- Your goal -
Only lines holding the word "working" should be copied from the material.
**** Exercise input ****
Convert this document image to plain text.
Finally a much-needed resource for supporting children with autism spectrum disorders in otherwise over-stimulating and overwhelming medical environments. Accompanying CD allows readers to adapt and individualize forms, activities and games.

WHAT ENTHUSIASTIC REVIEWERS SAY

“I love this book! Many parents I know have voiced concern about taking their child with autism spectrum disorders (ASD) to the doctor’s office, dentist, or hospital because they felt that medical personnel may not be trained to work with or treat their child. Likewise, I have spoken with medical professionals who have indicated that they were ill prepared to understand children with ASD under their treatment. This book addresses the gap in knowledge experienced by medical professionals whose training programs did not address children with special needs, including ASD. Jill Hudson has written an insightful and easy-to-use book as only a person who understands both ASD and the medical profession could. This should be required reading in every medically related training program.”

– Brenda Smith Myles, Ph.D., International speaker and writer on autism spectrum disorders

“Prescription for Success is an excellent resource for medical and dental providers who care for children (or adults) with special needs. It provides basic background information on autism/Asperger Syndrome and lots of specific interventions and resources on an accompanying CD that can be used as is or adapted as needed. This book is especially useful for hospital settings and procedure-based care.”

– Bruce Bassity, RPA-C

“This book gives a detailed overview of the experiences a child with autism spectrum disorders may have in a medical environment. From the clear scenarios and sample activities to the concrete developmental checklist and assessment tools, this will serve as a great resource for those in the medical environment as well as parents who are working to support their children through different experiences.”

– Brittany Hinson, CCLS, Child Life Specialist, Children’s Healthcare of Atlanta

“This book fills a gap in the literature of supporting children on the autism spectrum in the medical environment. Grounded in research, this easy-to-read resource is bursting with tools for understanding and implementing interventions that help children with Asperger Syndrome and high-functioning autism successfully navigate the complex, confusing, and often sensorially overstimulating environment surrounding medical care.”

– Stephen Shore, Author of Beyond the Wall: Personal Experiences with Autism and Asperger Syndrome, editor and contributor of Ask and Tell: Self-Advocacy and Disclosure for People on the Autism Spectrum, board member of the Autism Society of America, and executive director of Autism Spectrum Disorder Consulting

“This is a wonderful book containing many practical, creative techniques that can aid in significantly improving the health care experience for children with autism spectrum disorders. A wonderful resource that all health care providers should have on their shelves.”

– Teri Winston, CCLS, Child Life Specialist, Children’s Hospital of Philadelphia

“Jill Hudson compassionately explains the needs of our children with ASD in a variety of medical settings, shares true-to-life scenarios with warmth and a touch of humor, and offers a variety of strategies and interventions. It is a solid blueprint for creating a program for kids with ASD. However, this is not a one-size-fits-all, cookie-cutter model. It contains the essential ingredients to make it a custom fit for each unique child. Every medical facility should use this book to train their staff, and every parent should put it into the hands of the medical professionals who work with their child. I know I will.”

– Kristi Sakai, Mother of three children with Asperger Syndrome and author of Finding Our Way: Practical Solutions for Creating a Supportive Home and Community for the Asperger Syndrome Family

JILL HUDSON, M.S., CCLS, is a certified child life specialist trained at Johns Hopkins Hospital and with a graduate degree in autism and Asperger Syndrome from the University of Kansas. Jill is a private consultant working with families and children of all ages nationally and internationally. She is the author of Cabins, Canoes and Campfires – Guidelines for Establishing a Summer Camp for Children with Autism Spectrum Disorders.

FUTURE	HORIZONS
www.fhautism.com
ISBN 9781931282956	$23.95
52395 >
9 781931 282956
****
- Response below -
“This book gives a detailed overview of the experiences a child with autism spectrum disorders may have in a medical environment. From the clear scenarios and sample activities to the concrete developmental checklist and assessment tools, this will serve as a great resource for those in the medical environment as well as parents who are working to support their children through different experiences.”
JILL HUDSON, M.S., CCLS, is a certified child life specialist trained at Johns Hopkins Hospital and with a graduate degree in autism and Asperger Syndrome from the University of Kansas. Jill is a private consultant working with families and children of all ages nationally and internationally. She is the author of Cabins, Canoes and Campfires – Guidelines for Establishing a Summer Camp for Children with Autism Spectrum Disorders.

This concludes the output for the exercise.